Collection entries:

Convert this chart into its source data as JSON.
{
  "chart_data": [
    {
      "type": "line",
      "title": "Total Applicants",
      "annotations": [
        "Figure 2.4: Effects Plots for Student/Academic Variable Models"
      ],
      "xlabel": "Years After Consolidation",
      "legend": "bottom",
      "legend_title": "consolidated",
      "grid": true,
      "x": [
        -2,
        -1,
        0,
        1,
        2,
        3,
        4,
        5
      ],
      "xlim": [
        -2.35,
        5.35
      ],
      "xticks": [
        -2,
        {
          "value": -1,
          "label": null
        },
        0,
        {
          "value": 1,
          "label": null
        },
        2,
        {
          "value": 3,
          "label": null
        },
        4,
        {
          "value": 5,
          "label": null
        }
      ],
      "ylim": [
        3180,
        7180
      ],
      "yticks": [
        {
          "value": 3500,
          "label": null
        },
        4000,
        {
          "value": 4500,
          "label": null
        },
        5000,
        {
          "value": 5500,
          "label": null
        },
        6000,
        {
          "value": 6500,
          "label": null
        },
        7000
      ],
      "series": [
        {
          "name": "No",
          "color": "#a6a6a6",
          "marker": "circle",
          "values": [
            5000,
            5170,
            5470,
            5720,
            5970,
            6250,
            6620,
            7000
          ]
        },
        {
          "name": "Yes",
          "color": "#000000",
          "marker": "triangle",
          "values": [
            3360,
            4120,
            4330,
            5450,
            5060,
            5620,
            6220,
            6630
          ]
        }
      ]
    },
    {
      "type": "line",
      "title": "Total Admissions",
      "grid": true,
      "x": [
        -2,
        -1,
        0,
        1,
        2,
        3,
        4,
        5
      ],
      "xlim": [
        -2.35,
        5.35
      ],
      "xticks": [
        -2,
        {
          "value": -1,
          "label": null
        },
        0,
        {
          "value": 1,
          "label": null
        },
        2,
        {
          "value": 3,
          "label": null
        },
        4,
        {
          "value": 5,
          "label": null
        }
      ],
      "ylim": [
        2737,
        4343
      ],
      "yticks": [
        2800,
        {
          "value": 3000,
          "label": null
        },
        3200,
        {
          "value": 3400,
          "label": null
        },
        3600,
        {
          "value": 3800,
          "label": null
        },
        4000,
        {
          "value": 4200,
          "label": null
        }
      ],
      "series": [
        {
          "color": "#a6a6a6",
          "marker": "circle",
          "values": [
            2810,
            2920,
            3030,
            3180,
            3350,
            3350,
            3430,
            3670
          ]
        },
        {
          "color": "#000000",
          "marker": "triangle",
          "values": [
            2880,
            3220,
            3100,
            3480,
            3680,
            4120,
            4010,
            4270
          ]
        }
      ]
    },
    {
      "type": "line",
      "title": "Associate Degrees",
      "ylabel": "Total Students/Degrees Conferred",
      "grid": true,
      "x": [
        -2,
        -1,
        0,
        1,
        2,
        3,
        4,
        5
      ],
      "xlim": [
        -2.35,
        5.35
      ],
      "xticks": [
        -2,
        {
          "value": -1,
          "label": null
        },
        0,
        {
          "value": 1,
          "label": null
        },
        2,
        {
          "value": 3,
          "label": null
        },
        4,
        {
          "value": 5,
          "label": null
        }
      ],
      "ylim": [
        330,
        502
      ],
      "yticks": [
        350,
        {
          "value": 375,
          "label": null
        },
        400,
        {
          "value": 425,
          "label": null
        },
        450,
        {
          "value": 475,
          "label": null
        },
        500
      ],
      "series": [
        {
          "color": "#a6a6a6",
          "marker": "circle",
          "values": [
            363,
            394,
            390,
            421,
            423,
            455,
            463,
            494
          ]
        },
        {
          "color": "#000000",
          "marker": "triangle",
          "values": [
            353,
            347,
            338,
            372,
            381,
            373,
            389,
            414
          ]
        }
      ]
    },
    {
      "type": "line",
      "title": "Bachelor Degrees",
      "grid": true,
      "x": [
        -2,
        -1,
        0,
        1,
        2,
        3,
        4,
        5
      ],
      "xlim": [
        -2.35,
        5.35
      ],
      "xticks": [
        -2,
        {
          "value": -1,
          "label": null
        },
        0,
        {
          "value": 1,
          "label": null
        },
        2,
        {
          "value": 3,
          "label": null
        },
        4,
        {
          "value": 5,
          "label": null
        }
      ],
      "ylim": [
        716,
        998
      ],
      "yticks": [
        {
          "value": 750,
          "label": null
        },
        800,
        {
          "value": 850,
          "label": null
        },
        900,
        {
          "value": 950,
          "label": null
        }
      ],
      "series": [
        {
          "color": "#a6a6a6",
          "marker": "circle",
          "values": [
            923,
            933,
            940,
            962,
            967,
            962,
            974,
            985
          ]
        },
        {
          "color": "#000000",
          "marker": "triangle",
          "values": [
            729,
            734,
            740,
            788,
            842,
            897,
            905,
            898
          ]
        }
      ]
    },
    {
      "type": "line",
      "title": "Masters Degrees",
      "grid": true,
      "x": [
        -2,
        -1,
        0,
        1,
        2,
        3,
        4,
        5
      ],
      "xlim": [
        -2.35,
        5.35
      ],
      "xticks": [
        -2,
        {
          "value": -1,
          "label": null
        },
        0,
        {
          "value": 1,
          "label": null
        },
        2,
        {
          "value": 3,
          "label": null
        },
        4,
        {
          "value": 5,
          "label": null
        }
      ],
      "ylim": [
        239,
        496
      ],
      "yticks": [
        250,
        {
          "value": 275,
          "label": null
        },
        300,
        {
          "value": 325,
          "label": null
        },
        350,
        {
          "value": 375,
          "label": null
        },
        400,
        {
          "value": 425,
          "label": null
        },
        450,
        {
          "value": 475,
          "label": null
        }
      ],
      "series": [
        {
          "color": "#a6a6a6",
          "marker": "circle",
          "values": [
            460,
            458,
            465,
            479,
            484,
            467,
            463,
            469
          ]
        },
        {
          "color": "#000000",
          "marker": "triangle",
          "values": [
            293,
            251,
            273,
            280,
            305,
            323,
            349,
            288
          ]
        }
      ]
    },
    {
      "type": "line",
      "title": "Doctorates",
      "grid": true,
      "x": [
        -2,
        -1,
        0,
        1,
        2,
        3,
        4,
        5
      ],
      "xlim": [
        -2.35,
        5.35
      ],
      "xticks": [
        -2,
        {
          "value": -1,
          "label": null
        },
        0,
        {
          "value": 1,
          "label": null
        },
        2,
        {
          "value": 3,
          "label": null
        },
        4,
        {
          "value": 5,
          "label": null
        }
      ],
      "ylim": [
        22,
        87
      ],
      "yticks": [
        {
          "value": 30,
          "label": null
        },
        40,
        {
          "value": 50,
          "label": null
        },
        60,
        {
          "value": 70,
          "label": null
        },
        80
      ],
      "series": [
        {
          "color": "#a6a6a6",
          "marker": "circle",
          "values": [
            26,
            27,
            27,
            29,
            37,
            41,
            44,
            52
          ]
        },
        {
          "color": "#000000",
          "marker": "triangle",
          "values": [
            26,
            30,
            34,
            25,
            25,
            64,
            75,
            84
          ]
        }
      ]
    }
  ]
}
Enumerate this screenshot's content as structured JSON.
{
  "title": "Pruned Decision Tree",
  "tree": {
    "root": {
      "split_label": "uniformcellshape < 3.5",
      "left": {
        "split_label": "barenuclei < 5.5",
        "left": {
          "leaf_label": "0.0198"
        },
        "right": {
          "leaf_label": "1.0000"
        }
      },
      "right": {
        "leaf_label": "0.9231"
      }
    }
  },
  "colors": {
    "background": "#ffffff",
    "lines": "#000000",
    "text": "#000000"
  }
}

Work to complete: Write the material out again in its entirety, exactly as shown.

The output:
Convert this chart into its source data as JSON.
{
  "chart_data": [
    {
      "type": "line",
      "title": "Total Applicants",
      "annotations": [
        "Figure 2.4: Effects Plots for Student/Academic Variable Models"
      ],
      "xlabel": "Years After Consolidation",
      "legend": "bottom",
      "legend_title": "consolidated",
      "grid": true,
      "x": [
        -2,
        -1,
        0,
        1,
        2,
        3,
        4,
        5
      ],
      "xlim": [
        -2.35,
        5.35
      ],
      "xticks": [
        -2,
        {
          "value": -1,
          "label": null
        },
        0,
        {
          "value": 1,
          "label": null
        },
        2,
        {
          "value": 3,
          "label": null
        },
        4,
        {
          "value": 5,
          "label": null
        }
      ],
      "ylim": [
        3180,
        7180
      ],
      "yticks": [
        {
          "value": 3500,
          "label": null
        },
        4000,
        {
          "value": 4500,
          "label": null
        },
        5000,
        {
          "value": 5500,
          "label": null
        },
        6000,
        {
          "value": 6500,
          "label": null
        },
        7000
      ],
      "series": [
        {
          "name": "No",
          "color": "#a6a6a6",
          "marker": "circle",
          "values": [
            5000,
            5170,
            5470,
            5720,
            5970,
            6250,
            6620,
            7000
          ]
        },
        {
          "name": "Yes",
          "color": "#000000",
          "marker": "triangle",
          "values": [
            3360,
            4120,
            4330,
            5450,
            5060,
            5620,
            6220,
            6630
          ]
        }
      ]
    },
    {
      "type": "line",
      "title": "Total Admissions",
      "grid": true,
      "x": [
        -2,
        -1,
        0,
        1,
        2,
        3,
        4,
        5
      ],
      "xlim": [
        -2.35,
        5.35
      ],
      "xticks": [
        -2,
        {
          "value": -1,
          "label": null
        },
        0,
        {
          "value": 1,
          "label": null
        },
        2,
        {
          "value": 3,
          "label": null
        },
        4,
        {
          "value": 5,
          "label": null
        }
      ],
      "ylim": [
        2737,
        4343
      ],
      "yticks": [
        2800,
        {
          "value": 3000,
          "label": null
        },
        3200,
        {
          "value": 3400,
          "label": null
        },
        3600,
        {
          "value": 3800,
          "label": null
        },
        4000,
        {
          "value": 4200,
          "label": null
        }
      ],
      "series": [
        {
          "color": "#a6a6a6",
          "marker": "circle",
          "values": [
            2810,
            2920,
            3030,
            3180,
            3350,
            3350,
            3430,
            3670
          ]
        },
        {
          "color": "#000000",
          "marker": "triangle",
          "values": [
            2880,
            3220,
            3100,
            3480,
            3680,
            4120,
            4010,
            4270
          ]
        }
      ]
    },
    {
      "type": "line",
      "title": "Associate Degrees",
      "ylabel": "Total Students/Degrees Conferred",
      "grid": true,
      "x": [
        -2,
        -1,
        0,
        1,
        2,
        3,
        4,
        5
      ],
      "xlim": [
        -2.35,
        5.35
      ],
      "xticks": [
        -2,
        {
          "value": -1,
          "label": null
        },
        0,
        {
          "value": 1,
          "label": null
        },
        2,
        {
          "value": 3,
          "label": null
        },
        4,
        {
          "value": 5,
          "label": null
        }
      ],
      "ylim": [
        330,
        502
      ],
      "yticks": [
        350,
        {
          "value": 375,
          "label": null
        },
        400,
        {
          "value": 425,
          "label": null
        },
        450,
        {
          "value": 475,
          "label": null
        },
        500
      ],
      "series": [
        {
          "color": "#a6a6a6",
          "marker": "circle",
          "values": [
            363,
            394,
            390,
            421,
            423,
            455,
            463,
            494
          ]
        },
        {
          "color": "#000000",
          "marker": "triangle",
          "values": [
            353,
            347,
            338,
            372,
            381,
            373,
            389,
            414
          ]
        }
      ]
    },
    {
      "type": "line",
      "title": "Bachelor Degrees",
      "grid": true,
      "x": [
        -2,
        -1,
        0,
        1,
        2,
        3,
        4,
        5
      ],
      "xlim": [
        -2.35,
        5.35
      ],
      "xticks": [
        -2,
        {
          "value": -1,
          "label": null
        },
        0,
        {
          "value": 1,
          "label": null
        },
        2,
        {
          "value": 3,
          "label": null
        },
        4,
        {
          "value": 5,
          "label": null
        }
      ],
      "ylim": [
        716,
        998
      ],
      "yticks": [
        {
          "value": 750,
          "label": null
        },
        800,
        {
          "value": 850,
          "label": null
        },
        900,
        {
          "value": 950,
          "label": null
        }
      ],
      "series": [
        {
          "color": "#a6a6a6",
          "marker": "circle",
          "values": [
            923,
            933,
            940,
            962,
            967,
            962,
            974,
            985
          ]
        },
        {
          "color": "#000000",
          "marker": "triangle",
          "values": [
            729,
            734,
            740,
            788,
            842,
            897,
            905,
            898
          ]
        }
      ]
    },
    {
      "type": "line",
      "title": "Masters Degrees",
      "grid": true,
      "x": [
        -2,
        -1,
        0,
        1,
        2,
        3,
        4,
        5
      ],
      "xlim": [
        -2.35,
        5.35
      ],
      "xticks": [
        -2,
        {
          "value": -1,
          "label": null
        },
        0,
        {
          "value": 1,
          "label": null
        },
        2,
        {
          "value": 3,
          "label": null
        },
        4,
        {
          "value": 5,
          "label": null
        }
      ],
      "ylim": [
        239,
        496
      ],
      "yticks": [
        250,
        {
          "value": 275,
          "label": null
        },
        300,
        {
          "value": 325,
          "label": null
        },
        350,
        {
          "value": 375,
          "label": null
        },
        400,
        {
          "value": 425,
          "label": null
        },
        450,
        {
          "value": 475,
          "label": null
        }
      ],
      "series": [
        {
          "color": "#a6a6a6",
          "marker": "circle",
          "values": [
            460,
            458,
            465,
            479,
            484,
            467,
            463,
            469
          ]
        },
        {
          "color": "#000000",
          "marker": "triangle",
          "values": [
            293,
            251,
            273,
            280,
            305,
            323,
            349,
            288
          ]
        }
      ]
    },
    {
      "type": "line",
      "title": "Doctorates",
      "grid": true,
      "x": [
        -2,
        -1,
        0,
        1,
        2,
        3,
        4,
        5
      ],
      "xlim": [
        -2.35,
        5.35
      ],
      "xticks": [
        -2,
        {
          "value": -1,
          "label": null
        },
        0,
        {
          "value": 1,
          "label": null
        },
        2,
        {
          "value": 3,
          "label": null
        },
        4,
        {
          "value": 5,
          "label": null
        }
      ],
      "ylim": [
        22,
        87
      ],
      "yticks": [
        {
          "value": 30,
          "label": null
        },
        40,
        {
          "value": 50,
          "label": null
        },
        60,
        {
          "value": 70,
          "label": null
        },
        80
      ],
      "series": [
        {
          "color": "#a6a6a6",
          "marker": "circle",
          "values": [
            26,
            27,
            27,
            29,
            37,
            41,
            44,
            52
          ]
        },
        {
          "color": "#000000",
          "marker": "triangle",
          "values": [
            26,
            30,
            34,
            25,
            25,
            64,
            75,
            84
          ]
        }
      ]
    }
  ]
}
Enumerate this screenshot's content as structured JSON.
{
  "title": "Pruned Decision Tree",
  "tree": {
    "root": {
      "split_label": "uniformcellshape < 3.5",
      "left": {
        "split_label": "barenuclei < 5.5",
        "left": {
          "leaf_label": "0.0198"
        },
        "right": {
          "leaf_label": "1.0000"
        }
      },
      "right": {
        "leaf_label": "0.9231"
      }
    }
  },
  "colors": {
    "background": "#ffffff",
    "lines": "#000000",
    "text": "#000000"
  }
}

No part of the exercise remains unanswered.